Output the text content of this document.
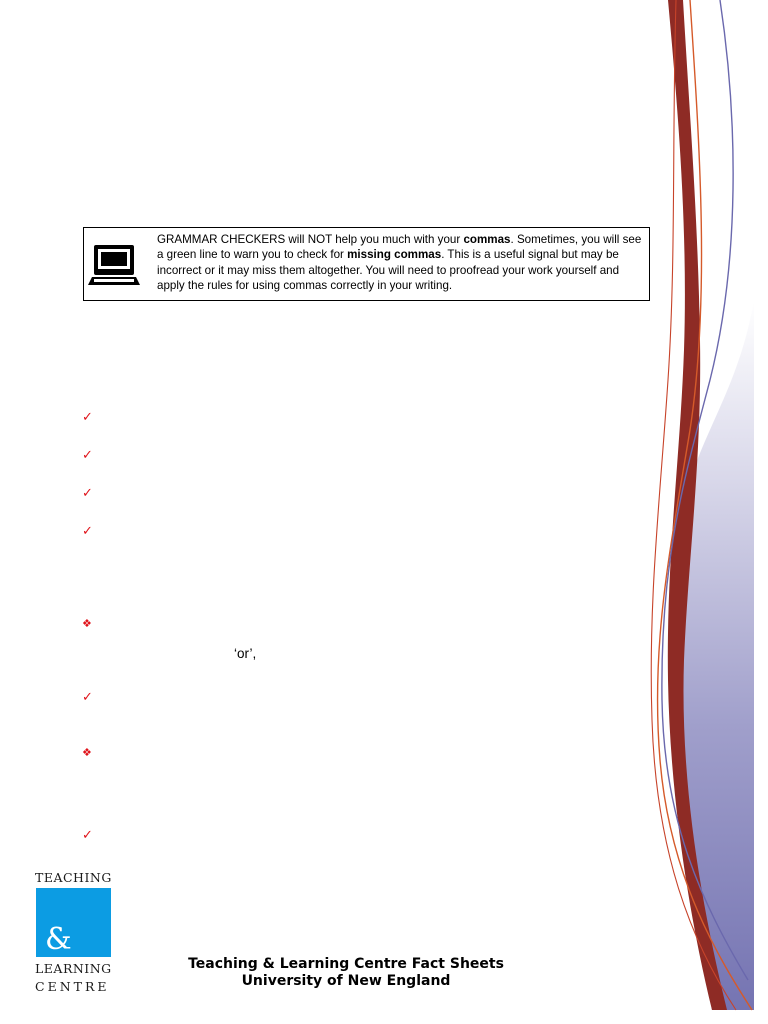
GRAMMAR CHECKERS will NOT help you much with your commas. Sometimes, you will see a green line to warn you to check for missing commas. This is a useful signal but may be incorrect or it may miss them altogether. You will need to proofread your work yourself and apply the rules for using commas correctly in your writing.
✓
✓
✓
✓
❖
✓
❖
✓
‘or’,
TEACHING
&
LEARNING
CENTRE
Teaching & Learning Centre Fact Sheets
University of New England
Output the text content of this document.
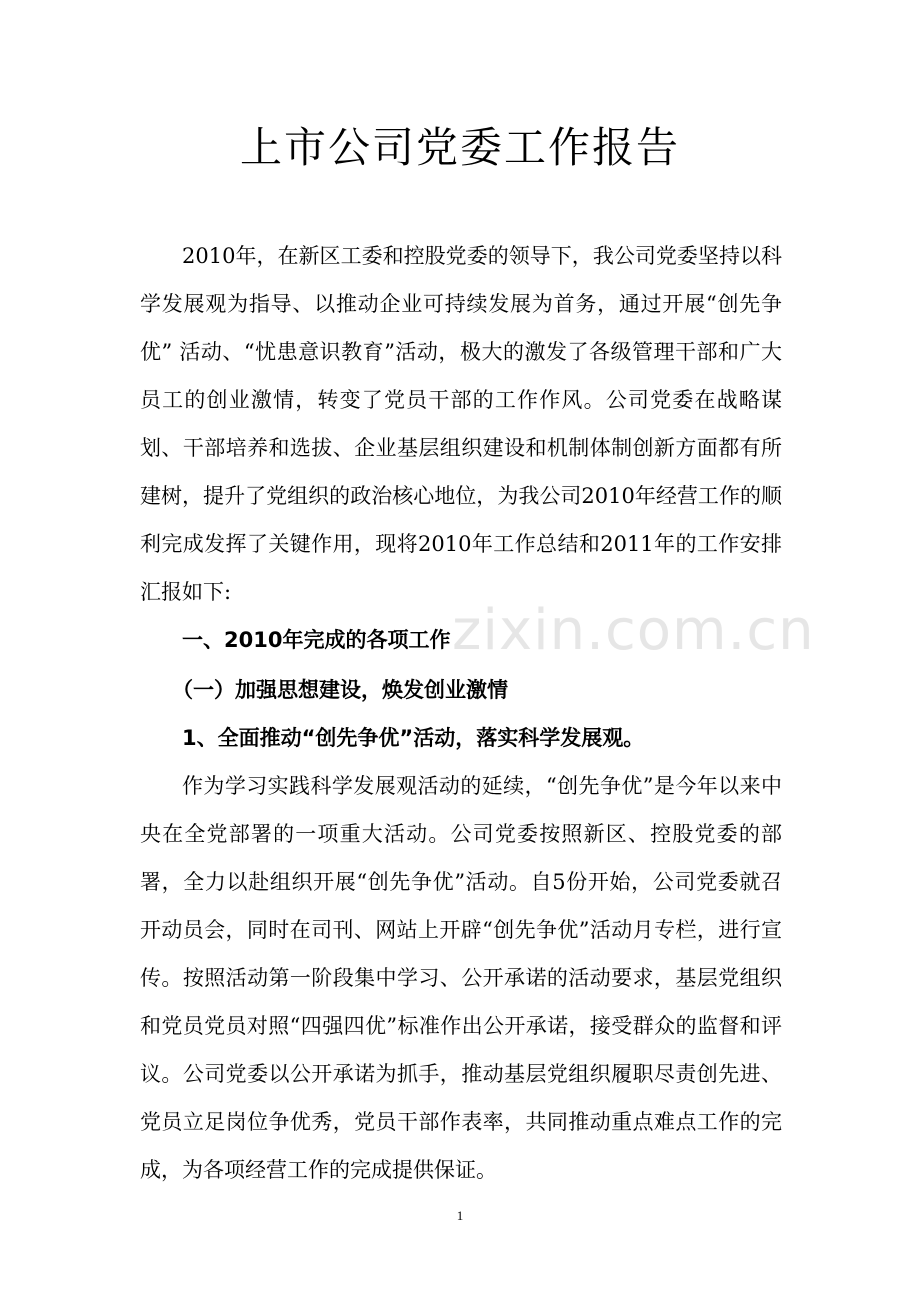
上市公司党委工作报告

2010年，在新区工委和控股党委的领导下，我公司党委坚持以科学发展观为指导、以推动企业可持续发展为首务，通过开展“创先争优” 活动、“忧患意识教育”活动，极大的激发了各级管理干部和广大员工的创业激情，转变了党员干部的工作作风。公司党委在战略谋划、干部培养和选拔、企业基层组织建设和机制体制创新方面都有所建树，提升了党组织的政治核心地位，为我公司2010年经营工作的顺利完成发挥了关键作用，现将2010年工作总结和2011年的工作安排汇报如下:

zixin.com.cn

一、2010年完成的各项工作

（一）加强思想建设，焕发创业激情

1、全面推动“创先争优”活动，落实科学发展观。

作为学习实践科学发展观活动的延续，“创先争优”是今年以来中央在全党部署的一项重大活动。公司党委按照新区、控股党委的部署，全力以赴组织开展“创先争优”活动。自5份开始，公司党委就召开动员会，同时在司刊、网站上开辟“创先争优”活动月专栏，进行宣传。按照活动第一阶段集中学习、公开承诺的活动要求，基层党组织和党员党员对照“四强四优”标准作出公开承诺，接受群众的监督和评议。公司党委以公开承诺为抓手，推动基层党组织履职尽责创先进、党员立足岗位争优秀，党员干部作表率，共同推动重点难点工作的完成，为各项经营工作的完成提供保证。

1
+++++
- Work instructions
Extract all the entries word for word; omit any pictures.

- Finished task
Output the text content of this document.
GRAMMAR CHECKERS will NOT help you much with your commas. Sometimes, you will see a green line to warn you to check for missing commas. This is a useful signal but may be incorrect or it may miss them altogether. You will need to proofread your work yourself and apply the rules for using commas correctly in your writing.
✓
✓
✓
✓
❖
✓
❖
✓
‘or’,
TEACHING
&
LEARNING
CENTRE
Teaching & Learning Centre Fact Sheets
University of New England
Output the text content of this document.
上市公司党委工作报告

2010年，在新区工委和控股党委的领导下，我公司党委坚持以科学发展观为指导、以推动企业可持续发展为首务，通过开展“创先争优” 活动、“忧患意识教育”活动，极大的激发了各级管理干部和广大员工的创业激情，转变了党员干部的工作作风。公司党委在战略谋划、干部培养和选拔、企业基层组织建设和机制体制创新方面都有所建树，提升了党组织的政治核心地位，为我公司2010年经营工作的顺利完成发挥了关键作用，现将2010年工作总结和2011年的工作安排汇报如下:

zixin.com.cn

一、2010年完成的各项工作

（一）加强思想建设，焕发创业激情

1、全面推动“创先争优”活动，落实科学发展观。

作为学习实践科学发展观活动的延续，“创先争优”是今年以来中央在全党部署的一项重大活动。公司党委按照新区、控股党委的部署，全力以赴组织开展“创先争优”活动。自5份开始，公司党委就召开动员会，同时在司刊、网站上开辟“创先争优”活动月专栏，进行宣传。按照活动第一阶段集中学习、公开承诺的活动要求，基层党组织和党员党员对照“四强四优”标准作出公开承诺，接受群众的监督和评议。公司党委以公开承诺为抓手，推动基层党组织履职尽责创先进、党员立足岗位争优秀，党员干部作表率，共同推动重点难点工作的完成，为各项经营工作的完成提供保证。

1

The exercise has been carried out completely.